Provided records
+++

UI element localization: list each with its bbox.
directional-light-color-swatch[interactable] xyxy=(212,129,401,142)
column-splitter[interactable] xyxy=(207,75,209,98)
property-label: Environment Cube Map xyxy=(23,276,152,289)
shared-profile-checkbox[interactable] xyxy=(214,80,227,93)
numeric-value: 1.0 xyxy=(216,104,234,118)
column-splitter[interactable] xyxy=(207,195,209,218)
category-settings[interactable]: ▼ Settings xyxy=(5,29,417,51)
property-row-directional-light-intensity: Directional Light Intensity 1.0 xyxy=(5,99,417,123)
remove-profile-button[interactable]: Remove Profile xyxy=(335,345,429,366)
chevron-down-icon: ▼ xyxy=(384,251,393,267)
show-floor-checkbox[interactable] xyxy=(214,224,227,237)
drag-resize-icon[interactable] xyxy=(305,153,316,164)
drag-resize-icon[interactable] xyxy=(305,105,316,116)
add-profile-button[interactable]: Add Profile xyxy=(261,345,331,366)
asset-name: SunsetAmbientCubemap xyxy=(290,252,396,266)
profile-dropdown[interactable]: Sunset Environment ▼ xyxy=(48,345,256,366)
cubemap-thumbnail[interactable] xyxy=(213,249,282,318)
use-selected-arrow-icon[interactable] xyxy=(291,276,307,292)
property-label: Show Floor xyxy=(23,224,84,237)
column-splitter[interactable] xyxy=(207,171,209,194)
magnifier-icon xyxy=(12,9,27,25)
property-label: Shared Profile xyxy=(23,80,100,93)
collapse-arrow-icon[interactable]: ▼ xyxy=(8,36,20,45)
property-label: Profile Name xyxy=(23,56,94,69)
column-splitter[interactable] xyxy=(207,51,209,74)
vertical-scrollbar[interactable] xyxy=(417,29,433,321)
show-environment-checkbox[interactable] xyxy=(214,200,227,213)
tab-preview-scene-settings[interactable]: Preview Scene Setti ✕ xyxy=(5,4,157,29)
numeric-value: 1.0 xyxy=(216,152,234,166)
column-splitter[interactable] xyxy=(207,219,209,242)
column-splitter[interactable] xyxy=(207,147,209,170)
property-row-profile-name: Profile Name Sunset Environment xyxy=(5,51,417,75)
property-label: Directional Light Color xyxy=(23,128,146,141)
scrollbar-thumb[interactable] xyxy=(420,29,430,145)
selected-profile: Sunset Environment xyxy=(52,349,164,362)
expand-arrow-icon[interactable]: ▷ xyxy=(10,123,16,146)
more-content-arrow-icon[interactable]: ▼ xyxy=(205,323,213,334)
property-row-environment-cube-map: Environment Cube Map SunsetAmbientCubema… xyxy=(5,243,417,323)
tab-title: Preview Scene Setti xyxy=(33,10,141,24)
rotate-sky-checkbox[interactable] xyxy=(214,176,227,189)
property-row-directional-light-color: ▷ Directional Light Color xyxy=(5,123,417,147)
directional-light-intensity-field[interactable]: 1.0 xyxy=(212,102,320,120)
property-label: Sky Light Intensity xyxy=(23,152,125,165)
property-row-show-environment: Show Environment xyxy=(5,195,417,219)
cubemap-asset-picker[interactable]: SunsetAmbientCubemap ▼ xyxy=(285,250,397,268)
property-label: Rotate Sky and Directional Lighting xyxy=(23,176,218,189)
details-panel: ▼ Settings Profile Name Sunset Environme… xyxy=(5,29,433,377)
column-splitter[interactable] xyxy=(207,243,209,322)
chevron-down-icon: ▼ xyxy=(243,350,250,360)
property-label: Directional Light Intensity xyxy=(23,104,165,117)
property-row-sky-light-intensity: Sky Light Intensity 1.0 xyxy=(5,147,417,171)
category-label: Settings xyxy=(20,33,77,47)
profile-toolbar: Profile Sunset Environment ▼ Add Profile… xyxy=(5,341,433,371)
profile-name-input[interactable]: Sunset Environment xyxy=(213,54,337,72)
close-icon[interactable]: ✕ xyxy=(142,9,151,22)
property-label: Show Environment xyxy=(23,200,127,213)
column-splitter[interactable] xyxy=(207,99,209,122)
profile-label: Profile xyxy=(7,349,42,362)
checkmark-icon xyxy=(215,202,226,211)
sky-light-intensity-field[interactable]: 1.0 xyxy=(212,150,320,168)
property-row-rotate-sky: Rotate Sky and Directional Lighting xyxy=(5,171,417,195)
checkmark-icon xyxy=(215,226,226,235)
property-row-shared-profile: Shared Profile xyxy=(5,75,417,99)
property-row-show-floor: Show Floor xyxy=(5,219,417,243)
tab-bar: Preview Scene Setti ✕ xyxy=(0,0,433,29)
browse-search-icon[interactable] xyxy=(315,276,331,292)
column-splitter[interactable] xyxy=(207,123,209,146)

+++

Given request
Repeat the records word for word, starting at their first line and stopping after the line that contains "property-label: Environment Cube".

Expected answer
UI element localization: list each with its bbox.
directional-light-color-swatch[interactable] xyxy=(212,129,401,142)
column-splitter[interactable] xyxy=(207,75,209,98)
property-label: Environment Cube Map xyxy=(23,276,152,289)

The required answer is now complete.